** RECORD LIST **

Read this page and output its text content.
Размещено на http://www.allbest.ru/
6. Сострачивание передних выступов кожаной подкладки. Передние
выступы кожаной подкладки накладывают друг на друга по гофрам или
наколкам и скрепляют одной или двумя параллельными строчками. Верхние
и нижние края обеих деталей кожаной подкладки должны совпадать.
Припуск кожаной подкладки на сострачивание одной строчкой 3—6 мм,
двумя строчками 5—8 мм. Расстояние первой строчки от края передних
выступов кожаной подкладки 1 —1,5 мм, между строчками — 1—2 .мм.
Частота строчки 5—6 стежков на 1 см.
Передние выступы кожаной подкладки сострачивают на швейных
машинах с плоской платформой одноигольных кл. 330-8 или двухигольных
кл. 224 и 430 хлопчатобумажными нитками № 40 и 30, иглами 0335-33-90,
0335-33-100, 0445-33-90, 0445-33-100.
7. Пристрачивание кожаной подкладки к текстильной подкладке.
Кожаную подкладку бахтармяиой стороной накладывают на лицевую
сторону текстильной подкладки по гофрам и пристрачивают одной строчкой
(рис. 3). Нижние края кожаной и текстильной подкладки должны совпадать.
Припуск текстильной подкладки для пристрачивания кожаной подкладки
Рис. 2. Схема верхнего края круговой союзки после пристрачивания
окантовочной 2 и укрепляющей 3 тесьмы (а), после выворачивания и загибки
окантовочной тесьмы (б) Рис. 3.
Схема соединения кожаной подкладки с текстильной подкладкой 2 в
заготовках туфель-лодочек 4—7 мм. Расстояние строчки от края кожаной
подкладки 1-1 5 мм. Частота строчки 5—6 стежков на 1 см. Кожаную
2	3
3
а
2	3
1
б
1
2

** WHAT YOU WILL DO **
Output the entries verbatim.

** EXERCISE SOLUTION **
Read this page and output its text content.
Размещено на http://www.allbest.ru/
6. Сострачивание передних выступов кожаной подкладки. Передние
выступы кожаной подкладки накладывают друг на друга по гофрам или
наколкам и скрепляют одной или двумя параллельными строчками. Верхние
и нижние края обеих деталей кожаной подкладки должны совпадать.
Припуск кожаной подкладки на сострачивание одной строчкой 3—6 мм,
двумя строчками 5—8 мм. Расстояние первой строчки от края передних
выступов кожаной подкладки 1 —1,5 мм, между строчками — 1—2 .мм.
Частота строчки 5—6 стежков на 1 см.
Передние выступы кожаной подкладки сострачивают на швейных
машинах с плоской платформой одноигольных кл. 330-8 или двухигольных
кл. 224 и 430 хлопчатобумажными нитками № 40 и 30, иглами 0335-33-90,
0335-33-100, 0445-33-90, 0445-33-100.
7. Пристрачивание кожаной подкладки к текстильной подкладке.
Кожаную подкладку бахтармяиой стороной накладывают на лицевую
сторону текстильной подкладки по гофрам и пристрачивают одной строчкой
(рис. 3). Нижние края кожаной и текстильной подкладки должны совпадать.
Припуск текстильной подкладки для пристрачивания кожаной подкладки
Рис. 2. Схема верхнего края круговой союзки после пристрачивания
окантовочной 2 и укрепляющей 3 тесьмы (а), после выворачивания и загибки
окантовочной тесьмы (б) Рис. 3.
Схема соединения кожаной подкладки с текстильной подкладкой 2 в
заготовках туфель-лодочек 4—7 мм. Расстояние строчки от края кожаной
подкладки 1-1 5 мм. Частота строчки 5—6 стежков на 1 см. Кожаную
2	3
3
а
2	3
1
б
1
2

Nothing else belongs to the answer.